EXERCISE BRIEF
Filter the entries, keeping every line with the word "возмещение".

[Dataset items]
= = = = = = =
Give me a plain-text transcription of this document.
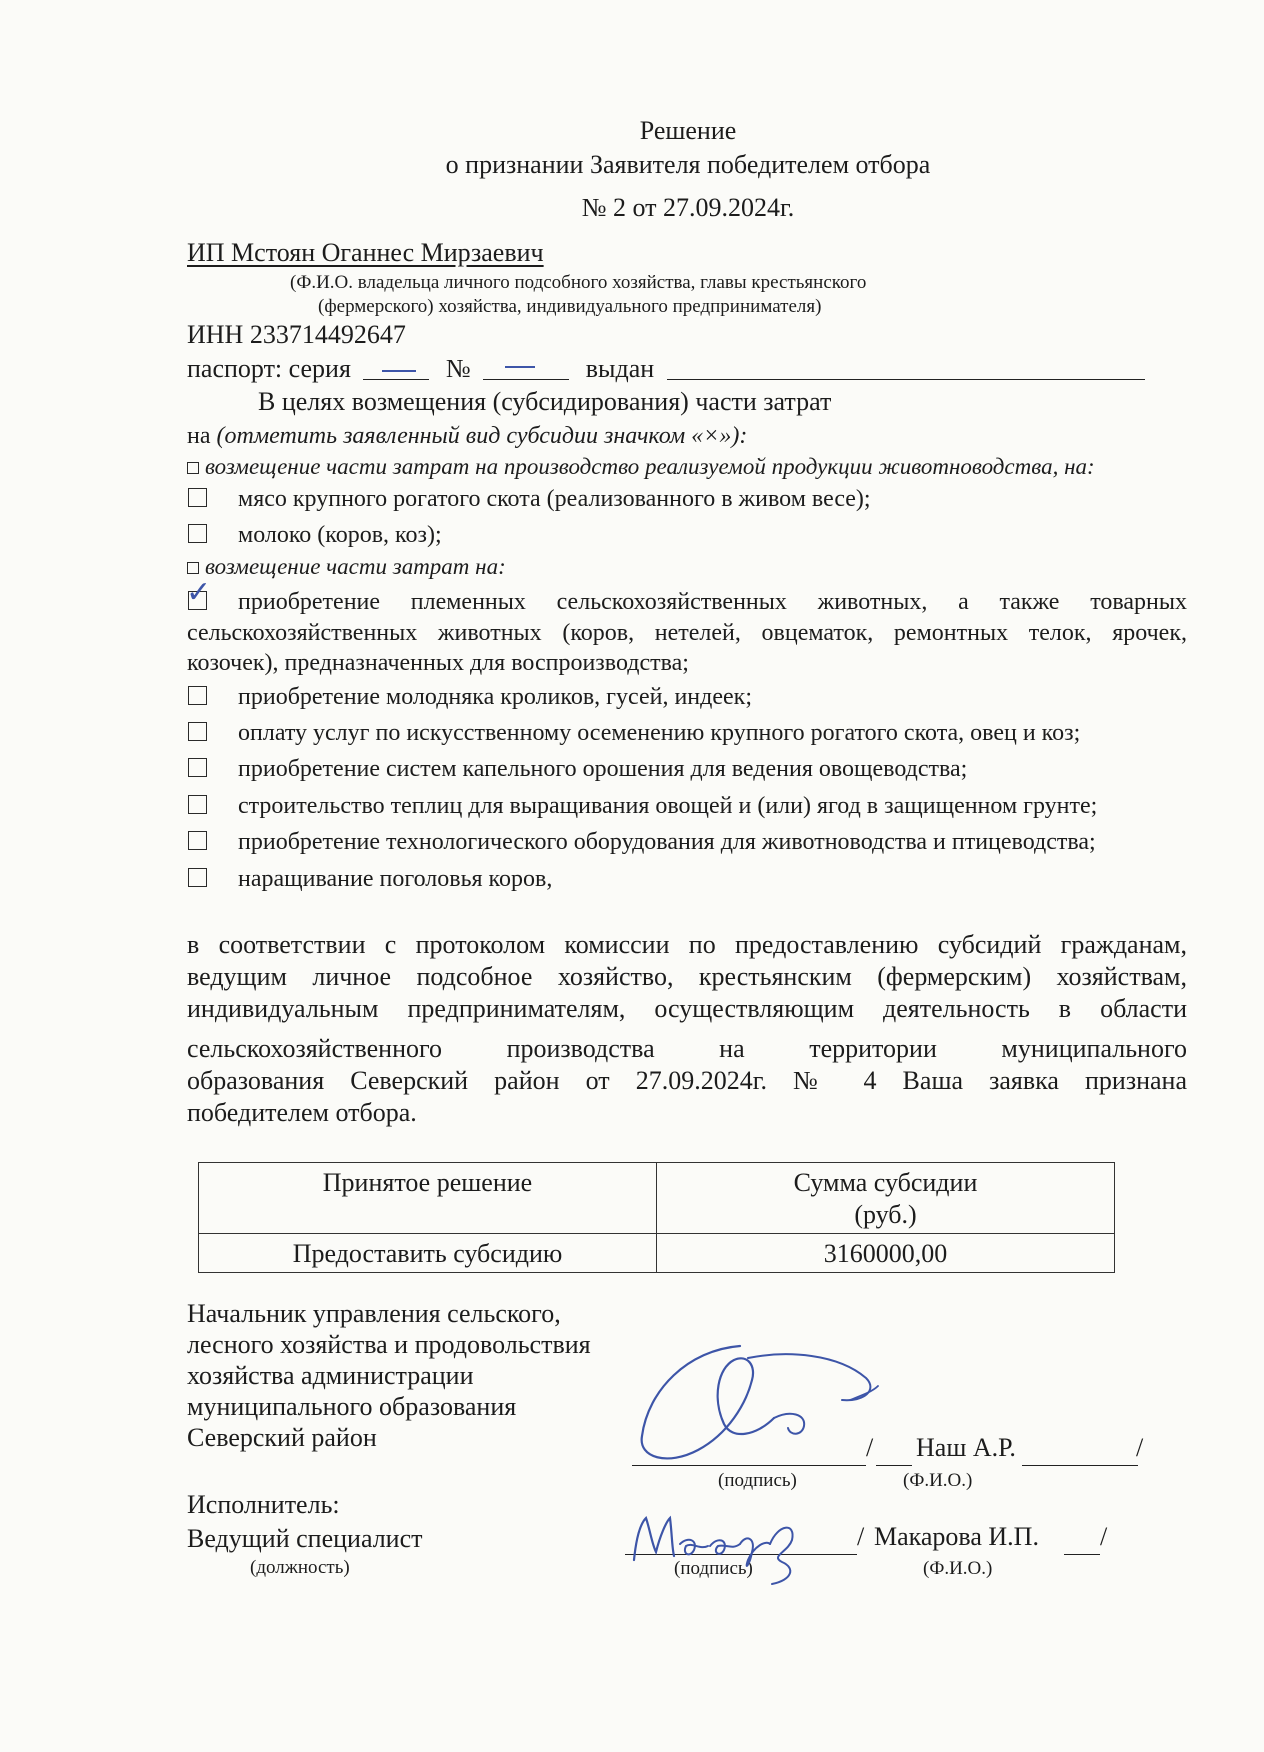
Решение
о признании Заявителя победителем отбора
№ 2 от 27.09.2024г.
ИП Мстоян Оганнес Мирзаевич
(Ф.И.О. владельца личного подсобного хозяйства, главы крестьянского
(фермерского) хозяйства, индивидуального предпринимателя)
ИНН 233714492647
паспорт: серия	№	выдан
В целях возмещения (субсидирования) части затрат
на (отметить заявленный вид субсидии значком «×»):
возмещение части затрат на производство реализуемой продукции животноводства, на:
мясо крупного рогатого скота (реализованного в живом весе);
молоко (коров, коз);
возмещение части затрат на:
✓ приобретение племенных сельскохозяйственных животных, а также товарных
сельскохозяйственных животных (коров, нетелей, овцематок, ремонтных телок, ярочек,
козочек), предназначенных для воспроизводства;
приобретение молодняка кроликов, гусей, индеек;
оплату услуг по искусственному осеменению крупного рогатого скота, овец и коз;
приобретение систем капельного орошения для ведения овощеводства;
строительство теплиц для выращивания овощей и (или) ягод в защищенном грунте;
приобретение технологического оборудования для животноводства и птицеводства;
наращивание поголовья коров,
в соответствии с протоколом комиссии по предоставлению субсидий гражданам,
ведущим личное подсобное хозяйство, крестьянским (фермерским) хозяйствам,
индивидуальным предпринимателям, осуществляющим деятельность в области
сельскохозяйственного производства на территории муниципального
образования Северский район от 27.09.2024г. № 4 Ваша заявка признана
победителем отбора.
Принятое решение	Сумма субсидии
(руб.)

Предоставить субсидию	3160000,00
Начальник управления сельского,
лесного хозяйства и продовольствия
хозяйства администрации
муниципального образования
Северский район	/ Наш А.Р.	/
(подпись)	(Ф.И.О.)
Исполнитель:
Ведущий специалист
(должность)
/ Макарова И.П. /
(подпись)	(Ф.И.О.)
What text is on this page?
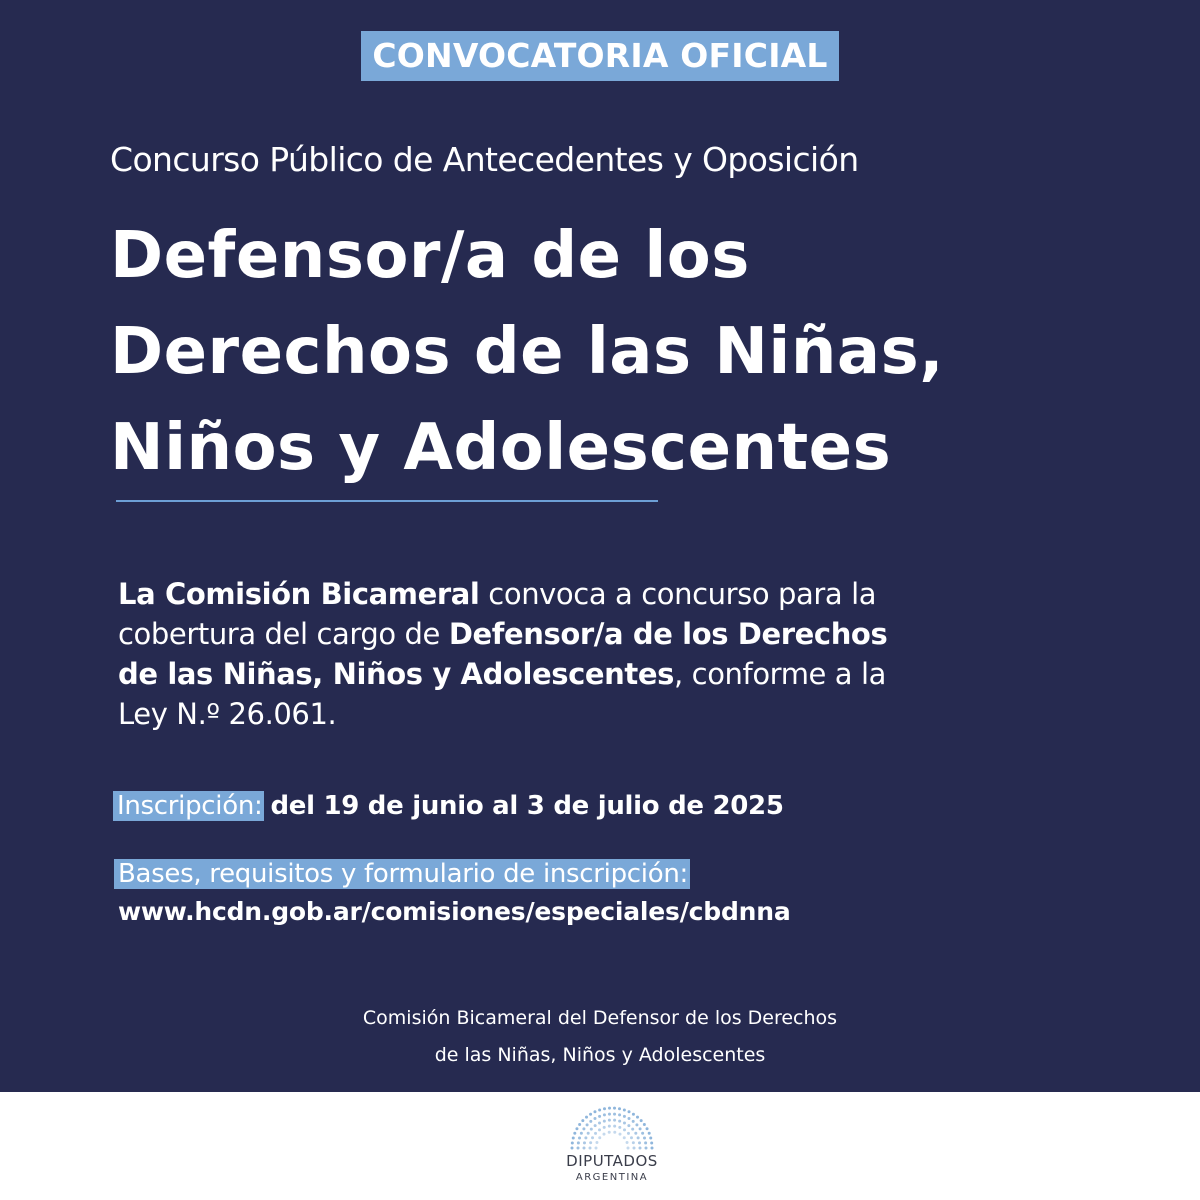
CONVOCATORIA OFICIAL
Concurso Público de Antecedentes y Oposición
Defensor/a de los
Derechos de las Niñas,
Niños y Adolescentes
La Comisión Bicameral convoca a concurso para la
cobertura del cargo de Defensor/a de los Derechos
de las Niñas, Niños y Adolescentes, conforme a la
Ley N.º 26.061.
Inscripción: del 19 de junio al 3 de julio de 2025
Bases, requisitos y formulario de inscripción:
www.hcdn.gob.ar/comisiones/especiales/cbdnna
Comisión Bicameral del Defensor de los Derechos
de las Niñas, Niños y Adolescentes
DIPUTADOS
ARGENTINA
= = = = = = =
WRITTEN ANSWER
возмещение части затрат на производство реализуемой продукции животноводства, на:
возмещение части затрат на:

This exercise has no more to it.